Repeat all the records exactly, omitting pictures.

• [Data records]:
* * *

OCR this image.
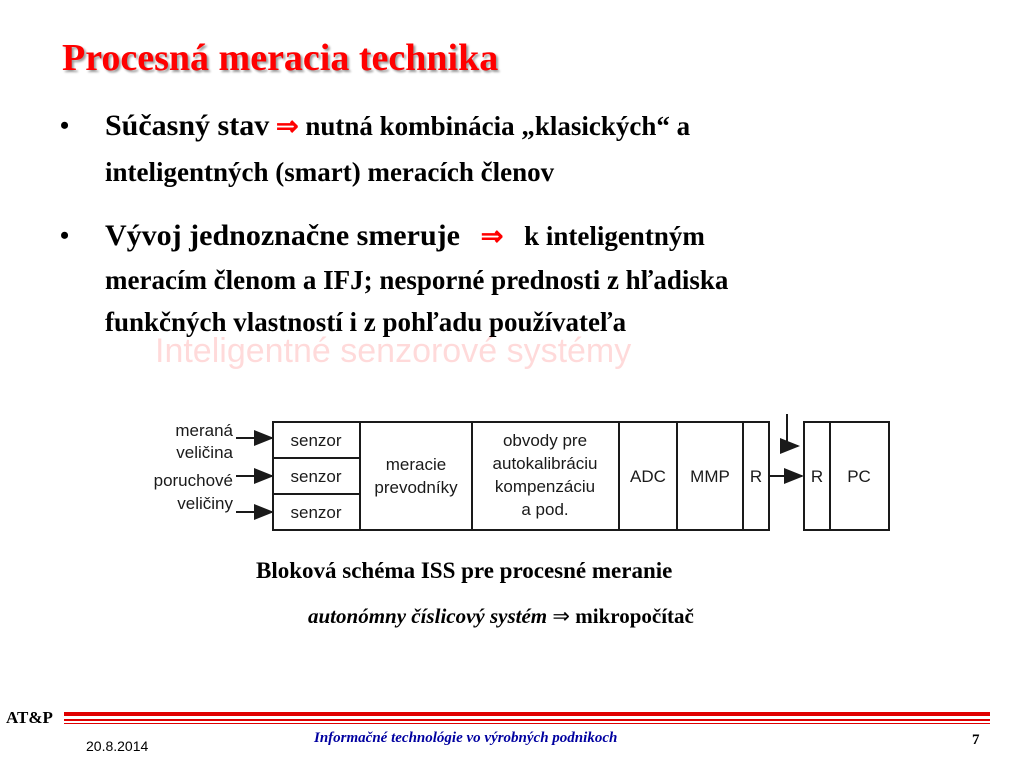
Procesná meracia technika
• Súčasný stav ⇒ nutná kombinácia „klasických“ a
inteligentných (smart) meracích členov
• Vývoj jednoznačne smeruje ⇒ k inteligentným
meracím členom a IFJ; nesporné prednosti z hľadiska
funkčných vlastností i z pohľadu používateľa
Inteligentné senzorové systémy
meraná
veličina
poruchové
veličiny
senzor
senzor
senzor
meracie
prevodníky
obvody pre
autokalibráciu
kompenzáciu
a pod.
ADC MMP R	R PC
Bloková schéma ISS pre procesné meranie
autonómny číslicový systém ⇒ mikropočítač
AT&P
20.8.2014	Informačné technológie vo výrobných podnikoch	7
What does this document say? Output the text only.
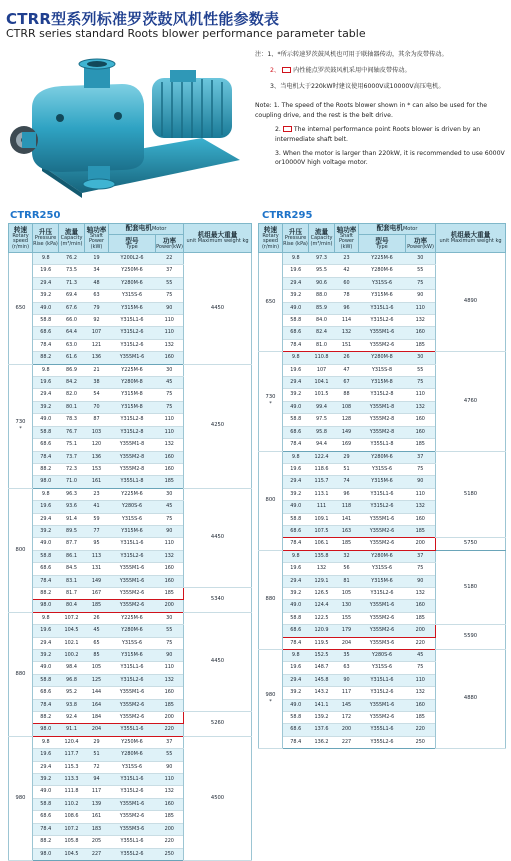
CTRR型系列标准罗茨鼓风机性能参数表
CTRR series standard Roots blower performance parameter table
注：1、*所示转速罗茨鼓风机也可用于联轴器传动，其余为皮带传动。
2、 内性能点罗茨鼓风机采用中间轴皮带传动。
3、当电机大于220kW时建议使用6000V或10000V高压电机。
Note: 1. The speed of the Roots blower shown in * can also be used for the coupling drive, and the rest is the belt drive.
2. The internal performance point Roots blower is driven by an intermediate shaft belt.
3. When the motor is larger than 220kW, it is recommended to use 6000V or10000V high voltage motor.
CTRR250	CTRR295
转速
Rotary speed (r/min)	升压
Pressure Rise (kPa)	流量
Capacity (m³/min)	轴功率
Shaft Power (kW)	配套电机Motor		机组最大重量
unit Maximum weight kg

				型号
Type	功率
Power(kW)	

650	9.8	76.2	19	Y200L2-6	22	4450
	19.6	73.5	34	Y250M-6	37	
	29.4	71.3	48	Y280M-6	55	
	39.2	69.4	63	Y315S-6	75	
	49.0	67.6	79	Y315M-6	90	
	58.8	66.0	92	Y315L1-6	110	
	68.6	64.4	107	Y315L2-6	110	
	78.4	63.0	121	Y315L2-6	132	
	88.2	61.6	136	Y355M1-6	160	

730
*	9.8	86.9	21	Y225M-6	30	4250
	19.6	84.2	38	Y280M-8	45	
	29.4	82.0	54	Y315M-8	75	
	39.2	80.1	70	Y315M-8	75	
	49.0	78.3	87	Y315L2-8	110	
	58.8	76.7	103	Y315L2-8	110	
	68.6	75.1	120	Y355M1-8	132	
	78.4	73.7	136	Y355M2-8	160	
	88.2	72.3	153	Y355M2-8	160	
	98.0	71.0	161	Y355L1-8	185	

800	9.8	96.3	23	Y225M-6	30	4450
	19.6	93.6	41	Y280S-6	45	
	29.4	91.4	59	Y315S-6	75	
	39.2	89.5	77	Y315M-6	90	
	49.0	87.7	95	Y315L1-6	110	
	58.8	86.1	113	Y315L2-6	132	
	68.6	84.5	131	Y355M1-6	160	
	78.4	83.1	149	Y355M1-6	160	
	88.2	81.7	167	Y355M2-6	185	5340
	98.0	80.4	185	Y355M2-6	200	

880	9.8	107.2	26	Y225M-6	30	4450
	19.6	104.5	45	Y280M-6	55	
	29.4	102.1	65	Y315S-6	75	
	39.2	100.2	85	Y315M-6	90	
	49.0	98.4	105	Y315L1-6	110	
	58.8	96.8	125	Y315L2-6	132	
	68.6	95.2	144	Y355M1-6	160	
	78.4	93.8	164	Y355M2-6	185	
	88.2	92.4	184	Y355M2-6	200	5260
	98.0	91.1	204	Y355L1-6	220	

980	9.8	120.4	29	Y250M-6	37	4500
	19.6	117.7	51	Y280M-6	55	
	29.4	115.3	72	Y315S-6	90	
	39.2	113.3	94	Y315L1-6	110	
	49.0	111.8	117	Y315L2-6	132	
	58.8	110.2	139	Y355M1-6	160	
	68.6	108.6	161	Y355M2-6	185	
	78.4	107.2	183	Y355M3-6	200	
	88.2	105.8	205	Y355L1-6	220	
	98.0	104.5	227	Y355L2-6	250	
转速
Rotary speed (r/min)	升压
Pressure Rise (kPa)	流量
Capacity (m³/min)	轴功率
Shaft Power (kW)	配套电机Motor		机组最大重量
unit Maximum weight kg

				型号
Type	功率
Power(kW)	

650	9.8	97.3	23	Y225M-6	30	4890
	19.6	95.5	42	Y280M-6	55	
	29.4	90.6	60	Y315S-6	75	
	39.2	88.0	78	Y315M-6	90	
	49.0	85.9	96	Y315L1-6	110	
	58.8	84.0	114	Y315L2-6	132	
	68.6	82.4	132	Y355M1-6	160	
	78.4	81.0	151	Y355M2-6	185	

730
*	9.8	110.8	26	Y280M-8	30	4760
	19.6	107	47	Y315S-8	55	
	29.4	104.1	67	Y315M-8	75	
	39.2	101.5	88	Y315L2-8	110	
	49.0	99.4	108	Y355M1-8	132	
	58.8	97.5	128	Y355M2-8	160	
	68.6	95.8	149	Y355M2-8	160	
	78.4	94.4	169	Y355L1-8	185	

800	9.8	122.4	29	Y280M-6	37	5180
	19.6	118.6	51	Y315S-6	75	
	29.4	115.7	74	Y315M-6	90	
	39.2	113.1	96	Y315L1-6	110	
	49.0	111	118	Y315L2-6	132	
	58.8	109.1	141	Y355M1-6	160	
	68.6	107.5	163	Y355M2-6	185	
	78.4	106.1	185	Y355M2-6	200	5750

880	9.8	135.8	32	Y280M-6	37	5180
	19.6	132	56	Y315S-6	75	
	29.4	129.1	81	Y315M-6	90	
	39.2	126.5	105	Y315L2-6	132	
	49.0	124.4	130	Y355M1-6	160	
	58.8	122.5	155	Y355M2-6	185	
	68.6	120.9	179	Y355M2-6	200	5590
	78.4	119.5	204	Y355M3-6	220	

980
*	9.8	152.5	35	Y280S-6	45	4880
	19.6	148.7	63	Y315S-6	75	
	29.4	145.8	90	Y315L1-6	110	
	39.2	143.2	117	Y315L2-6	132	
	49.0	141.1	145	Y355M1-6	160	
	58.8	139.2	172	Y355M2-6	185	
	68.6	137.6	200	Y355L1-6	220	
	78.4	136.2	227	Y355L2-6	250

* * *

• [Exercise answer]:
OCR this image.
Procesná meracia technika
• Súčasný stav ⇒ nutná kombinácia „klasických“ a
inteligentných (smart) meracích členov
• Vývoj jednoznačne smeruje ⇒ k inteligentným
meracím členom a IFJ; nesporné prednosti z hľadiska
funkčných vlastností i z pohľadu používateľa
Inteligentné senzorové systémy
meraná
veličina
poruchové
veličiny
senzor
senzor
senzor
meracie
prevodníky
obvody pre
autokalibráciu
kompenzáciu
a pod.
ADC MMP R	R PC
Bloková schéma ISS pre procesné meranie
autonómny číslicový systém ⇒ mikropočítač
AT&P
20.8.2014	Informačné technológie vo výrobných podnikoch	7
What does this document say? Output the text only.
CTRR型系列标准罗茨鼓风机性能参数表
CTRR series standard Roots blower performance parameter table
注：1、*所示转速罗茨鼓风机也可用于联轴器传动，其余为皮带传动。
2、 内性能点罗茨鼓风机采用中间轴皮带传动。
3、当电机大于220kW时建议使用6000V或10000V高压电机。
Note: 1. The speed of the Roots blower shown in * can also be used for the coupling drive, and the rest is the belt drive.
2. The internal performance point Roots blower is driven by an intermediate shaft belt.
3. When the motor is larger than 220kW, it is recommended to use 6000V or10000V high voltage motor.
CTRR250	CTRR295
转速
Rotary speed (r/min)	升压
Pressure Rise (kPa)	流量
Capacity (m³/min)	轴功率
Shaft Power (kW)	配套电机Motor		机组最大重量
unit Maximum weight kg

				型号
Type	功率
Power(kW)	

650	9.8	76.2	19	Y200L2-6	22	4450
	19.6	73.5	34	Y250M-6	37	
	29.4	71.3	48	Y280M-6	55	
	39.2	69.4	63	Y315S-6	75	
	49.0	67.6	79	Y315M-6	90	
	58.8	66.0	92	Y315L1-6	110	
	68.6	64.4	107	Y315L2-6	110	
	78.4	63.0	121	Y315L2-6	132	
	88.2	61.6	136	Y355M1-6	160	

730
*	9.8	86.9	21	Y225M-6	30	4250
	19.6	84.2	38	Y280M-8	45	
	29.4	82.0	54	Y315M-8	75	
	39.2	80.1	70	Y315M-8	75	
	49.0	78.3	87	Y315L2-8	110	
	58.8	76.7	103	Y315L2-8	110	
	68.6	75.1	120	Y355M1-8	132	
	78.4	73.7	136	Y355M2-8	160	
	88.2	72.3	153	Y355M2-8	160	
	98.0	71.0	161	Y355L1-8	185	

800	9.8	96.3	23	Y225M-6	30	4450
	19.6	93.6	41	Y280S-6	45	
	29.4	91.4	59	Y315S-6	75	
	39.2	89.5	77	Y315M-6	90	
	49.0	87.7	95	Y315L1-6	110	
	58.8	86.1	113	Y315L2-6	132	
	68.6	84.5	131	Y355M1-6	160	
	78.4	83.1	149	Y355M1-6	160	
	88.2	81.7	167	Y355M2-6	185	5340
	98.0	80.4	185	Y355M2-6	200	

880	9.8	107.2	26	Y225M-6	30	4450
	19.6	104.5	45	Y280M-6	55	
	29.4	102.1	65	Y315S-6	75	
	39.2	100.2	85	Y315M-6	90	
	49.0	98.4	105	Y315L1-6	110	
	58.8	96.8	125	Y315L2-6	132	
	68.6	95.2	144	Y355M1-6	160	
	78.4	93.8	164	Y355M2-6	185	
	88.2	92.4	184	Y355M2-6	200	5260
	98.0	91.1	204	Y355L1-6	220	

980	9.8	120.4	29	Y250M-6	37	4500
	19.6	117.7	51	Y280M-6	55	
	29.4	115.3	72	Y315S-6	90	
	39.2	113.3	94	Y315L1-6	110	
	49.0	111.8	117	Y315L2-6	132	
	58.8	110.2	139	Y355M1-6	160	
	68.6	108.6	161	Y355M2-6	185	
	78.4	107.2	183	Y355M3-6	200	
	88.2	105.8	205	Y355L1-6	220	
	98.0	104.5	227	Y355L2-6	250	
转速
Rotary speed (r/min)	升压
Pressure Rise (kPa)	流量
Capacity (m³/min)	轴功率
Shaft Power (kW)	配套电机Motor		机组最大重量
unit Maximum weight kg

				型号
Type	功率
Power(kW)	

650	9.8	97.3	23	Y225M-6	30	4890
	19.6	95.5	42	Y280M-6	55	
	29.4	90.6	60	Y315S-6	75	
	39.2	88.0	78	Y315M-6	90	
	49.0	85.9	96	Y315L1-6	110	
	58.8	84.0	114	Y315L2-6	132	
	68.6	82.4	132	Y355M1-6	160	
	78.4	81.0	151	Y355M2-6	185	

730
*	9.8	110.8	26	Y280M-8	30	4760
	19.6	107	47	Y315S-8	55	
	29.4	104.1	67	Y315M-8	75	
	39.2	101.5	88	Y315L2-8	110	
	49.0	99.4	108	Y355M1-8	132	
	58.8	97.5	128	Y355M2-8	160	
	68.6	95.8	149	Y355M2-8	160	
	78.4	94.4	169	Y355L1-8	185	

800	9.8	122.4	29	Y280M-6	37	5180
	19.6	118.6	51	Y315S-6	75	
	29.4	115.7	74	Y315M-6	90	
	39.2	113.1	96	Y315L1-6	110	
	49.0	111	118	Y315L2-6	132	
	58.8	109.1	141	Y355M1-6	160	
	68.6	107.5	163	Y355M2-6	185	
	78.4	106.1	185	Y355M2-6	200	5750

880	9.8	135.8	32	Y280M-6	37	5180
	19.6	132	56	Y315S-6	75	
	29.4	129.1	81	Y315M-6	90	
	39.2	126.5	105	Y315L2-6	132	
	49.0	124.4	130	Y355M1-6	160	
	58.8	122.5	155	Y355M2-6	185	
	68.6	120.9	179	Y355M2-6	200	5590
	78.4	119.5	204	Y355M3-6	220	

980
*	9.8	152.5	35	Y280S-6	45	4880
	19.6	148.7	63	Y315S-6	75	
	29.4	145.8	90	Y315L1-6	110	
	39.2	143.2	117	Y315L2-6	132	
	49.0	141.1	145	Y355M1-6	160	
	58.8	139.2	172	Y355M2-6	185	
	68.6	137.6	200	Y355L1-6	220	
	78.4	136.2	227	Y355L2-6	250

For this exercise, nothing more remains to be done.